— START —

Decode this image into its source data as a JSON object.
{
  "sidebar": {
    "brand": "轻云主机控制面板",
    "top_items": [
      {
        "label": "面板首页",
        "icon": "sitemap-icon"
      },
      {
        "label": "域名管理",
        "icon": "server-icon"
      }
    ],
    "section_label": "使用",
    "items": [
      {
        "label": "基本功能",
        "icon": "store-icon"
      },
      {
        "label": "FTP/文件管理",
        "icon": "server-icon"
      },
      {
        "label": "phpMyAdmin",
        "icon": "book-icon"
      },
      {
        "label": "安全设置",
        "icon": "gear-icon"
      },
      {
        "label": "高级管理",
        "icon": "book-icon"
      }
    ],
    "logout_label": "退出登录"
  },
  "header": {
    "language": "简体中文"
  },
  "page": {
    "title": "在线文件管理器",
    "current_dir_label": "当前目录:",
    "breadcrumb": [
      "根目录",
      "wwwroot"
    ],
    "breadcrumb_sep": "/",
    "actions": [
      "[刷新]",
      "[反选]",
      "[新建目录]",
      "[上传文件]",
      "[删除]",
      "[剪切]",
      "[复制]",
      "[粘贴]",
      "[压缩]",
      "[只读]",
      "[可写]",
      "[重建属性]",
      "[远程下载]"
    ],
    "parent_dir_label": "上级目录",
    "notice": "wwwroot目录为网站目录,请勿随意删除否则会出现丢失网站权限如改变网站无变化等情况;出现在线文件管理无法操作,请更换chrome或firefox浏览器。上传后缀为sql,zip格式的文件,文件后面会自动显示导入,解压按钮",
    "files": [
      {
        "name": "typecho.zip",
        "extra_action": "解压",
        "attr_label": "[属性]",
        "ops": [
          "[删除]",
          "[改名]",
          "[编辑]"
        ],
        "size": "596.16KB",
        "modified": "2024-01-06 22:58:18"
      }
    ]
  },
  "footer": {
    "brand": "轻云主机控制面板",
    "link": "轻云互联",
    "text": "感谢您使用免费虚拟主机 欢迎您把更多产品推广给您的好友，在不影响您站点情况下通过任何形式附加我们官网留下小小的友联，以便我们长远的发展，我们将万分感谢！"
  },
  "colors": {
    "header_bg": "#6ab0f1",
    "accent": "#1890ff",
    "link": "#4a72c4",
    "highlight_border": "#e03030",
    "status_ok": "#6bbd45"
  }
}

— END —

Copy out all of the records above with nothing altered.

**TASK OUTPUT:**
Decode this image into its source data as a JSON object.
{
  "sidebar": {
    "brand": "轻云主机控制面板",
    "top_items": [
      {
        "label": "面板首页",
        "icon": "sitemap-icon"
      },
      {
        "label": "域名管理",
        "icon": "server-icon"
      }
    ],
    "section_label": "使用",
    "items": [
      {
        "label": "基本功能",
        "icon": "store-icon"
      },
      {
        "label": "FTP/文件管理",
        "icon": "server-icon"
      },
      {
        "label": "phpMyAdmin",
        "icon": "book-icon"
      },
      {
        "label": "安全设置",
        "icon": "gear-icon"
      },
      {
        "label": "高级管理",
        "icon": "book-icon"
      }
    ],
    "logout_label": "退出登录"
  },
  "header": {
    "language": "简体中文"
  },
  "page": {
    "title": "在线文件管理器",
    "current_dir_label": "当前目录:",
    "breadcrumb": [
      "根目录",
      "wwwroot"
    ],
    "breadcrumb_sep": "/",
    "actions": [
      "[刷新]",
      "[反选]",
      "[新建目录]",
      "[上传文件]",
      "[删除]",
      "[剪切]",
      "[复制]",
      "[粘贴]",
      "[压缩]",
      "[只读]",
      "[可写]",
      "[重建属性]",
      "[远程下载]"
    ],
    "parent_dir_label": "上级目录",
    "notice": "wwwroot目录为网站目录,请勿随意删除否则会出现丢失网站权限如改变网站无变化等情况;出现在线文件管理无法操作,请更换chrome或firefox浏览器。上传后缀为sql,zip格式的文件,文件后面会自动显示导入,解压按钮",
    "files": [
      {
        "name": "typecho.zip",
        "extra_action": "解压",
        "attr_label": "[属性]",
        "ops": [
          "[删除]",
          "[改名]",
          "[编辑]"
        ],
        "size": "596.16KB",
        "modified": "2024-01-06 22:58:18"
      }
    ]
  },
  "footer": {
    "brand": "轻云主机控制面板",
    "link": "轻云互联",
    "text": "感谢您使用免费虚拟主机 欢迎您把更多产品推广给您的好友，在不影响您站点情况下通过任何形式附加我们官网留下小小的友联，以便我们长远的发展，我们将万分感谢！"
  },
  "colors": {
    "header_bg": "#6ab0f1",
    "accent": "#1890ff",
    "link": "#4a72c4",
    "highlight_border": "#e03030",
    "status_ok": "#6bbd45"
  }
}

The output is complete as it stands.